>> Start
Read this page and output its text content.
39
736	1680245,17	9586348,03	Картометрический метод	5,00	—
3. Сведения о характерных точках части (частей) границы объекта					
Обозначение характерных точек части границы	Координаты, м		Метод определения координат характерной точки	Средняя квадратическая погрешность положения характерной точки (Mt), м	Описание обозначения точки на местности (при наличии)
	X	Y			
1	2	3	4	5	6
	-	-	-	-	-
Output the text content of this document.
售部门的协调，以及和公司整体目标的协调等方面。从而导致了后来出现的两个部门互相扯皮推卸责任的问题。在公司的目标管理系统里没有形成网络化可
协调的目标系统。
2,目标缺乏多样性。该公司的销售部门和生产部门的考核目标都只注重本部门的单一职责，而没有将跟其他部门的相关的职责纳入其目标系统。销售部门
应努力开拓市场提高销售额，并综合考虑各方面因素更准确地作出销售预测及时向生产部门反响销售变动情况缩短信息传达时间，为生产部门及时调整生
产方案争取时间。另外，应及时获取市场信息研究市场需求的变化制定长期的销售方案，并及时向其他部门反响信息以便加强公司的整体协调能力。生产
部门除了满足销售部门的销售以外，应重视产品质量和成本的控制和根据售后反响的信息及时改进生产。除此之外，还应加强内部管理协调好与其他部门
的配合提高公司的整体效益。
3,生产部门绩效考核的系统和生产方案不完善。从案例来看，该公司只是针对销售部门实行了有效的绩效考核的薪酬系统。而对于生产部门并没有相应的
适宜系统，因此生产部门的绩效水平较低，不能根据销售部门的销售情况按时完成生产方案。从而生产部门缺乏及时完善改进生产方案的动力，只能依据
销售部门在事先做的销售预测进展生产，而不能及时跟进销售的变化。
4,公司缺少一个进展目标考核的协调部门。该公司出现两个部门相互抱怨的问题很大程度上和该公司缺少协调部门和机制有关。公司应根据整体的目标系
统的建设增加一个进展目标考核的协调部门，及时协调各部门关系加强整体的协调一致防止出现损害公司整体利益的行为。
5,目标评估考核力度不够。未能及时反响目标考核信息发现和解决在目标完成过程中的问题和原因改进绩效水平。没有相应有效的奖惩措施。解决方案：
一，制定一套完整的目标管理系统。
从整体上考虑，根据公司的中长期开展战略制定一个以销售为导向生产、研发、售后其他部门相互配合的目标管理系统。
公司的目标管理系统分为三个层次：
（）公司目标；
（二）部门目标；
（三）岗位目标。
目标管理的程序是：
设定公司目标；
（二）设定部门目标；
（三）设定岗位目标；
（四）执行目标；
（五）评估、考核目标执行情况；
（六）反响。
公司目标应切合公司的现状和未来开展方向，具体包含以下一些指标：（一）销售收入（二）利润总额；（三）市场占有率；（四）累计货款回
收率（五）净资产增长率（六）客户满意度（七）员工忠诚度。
>> End
Copy the material above, line for line.

◆ Expected output:
Read this page and output its text content.
39
736	1680245,17	9586348,03	Картометрический метод	5,00	—
3. Сведения о характерных точках части (частей) границы объекта					
Обозначение характерных точек части границы	Координаты, м		Метод определения координат характерной точки	Средняя квадратическая погрешность положения характерной точки (Mt), м	Описание обозначения точки на местности (при наличии)
	X	Y			
1	2	3	4	5	6
	-	-	-	-	-
Output the text content of this document.
售部门的协调，以及和公司整体目标的协调等方面。从而导致了后来出现的两个部门互相扯皮推卸责任的问题。在公司的目标管理系统里没有形成网络化可
协调的目标系统。
2,目标缺乏多样性。该公司的销售部门和生产部门的考核目标都只注重本部门的单一职责，而没有将跟其他部门的相关的职责纳入其目标系统。销售部门
应努力开拓市场提高销售额，并综合考虑各方面因素更准确地作出销售预测及时向生产部门反响销售变动情况缩短信息传达时间，为生产部门及时调整生
产方案争取时间。另外，应及时获取市场信息研究市场需求的变化制定长期的销售方案，并及时向其他部门反响信息以便加强公司的整体协调能力。生产
部门除了满足销售部门的销售以外，应重视产品质量和成本的控制和根据售后反响的信息及时改进生产。除此之外，还应加强内部管理协调好与其他部门
的配合提高公司的整体效益。
3,生产部门绩效考核的系统和生产方案不完善。从案例来看，该公司只是针对销售部门实行了有效的绩效考核的薪酬系统。而对于生产部门并没有相应的
适宜系统，因此生产部门的绩效水平较低，不能根据销售部门的销售情况按时完成生产方案。从而生产部门缺乏及时完善改进生产方案的动力，只能依据
销售部门在事先做的销售预测进展生产，而不能及时跟进销售的变化。
4,公司缺少一个进展目标考核的协调部门。该公司出现两个部门相互抱怨的问题很大程度上和该公司缺少协调部门和机制有关。公司应根据整体的目标系
统的建设增加一个进展目标考核的协调部门，及时协调各部门关系加强整体的协调一致防止出现损害公司整体利益的行为。
5,目标评估考核力度不够。未能及时反响目标考核信息发现和解决在目标完成过程中的问题和原因改进绩效水平。没有相应有效的奖惩措施。解决方案：
一，制定一套完整的目标管理系统。
从整体上考虑，根据公司的中长期开展战略制定一个以销售为导向生产、研发、售后其他部门相互配合的目标管理系统。
公司的目标管理系统分为三个层次：
（）公司目标；
（二）部门目标；
（三）岗位目标。
目标管理的程序是：
设定公司目标；
（二）设定部门目标；
（三）设定岗位目标；
（四）执行目标；
（五）评估、考核目标执行情况；
（六）反响。
公司目标应切合公司的现状和未来开展方向，具体包含以下一些指标：（一）销售收入（二）利润总额；（三）市场占有率；（四）累计货款回
收率（五）净资产增长率（六）客户满意度（七）员工忠诚度。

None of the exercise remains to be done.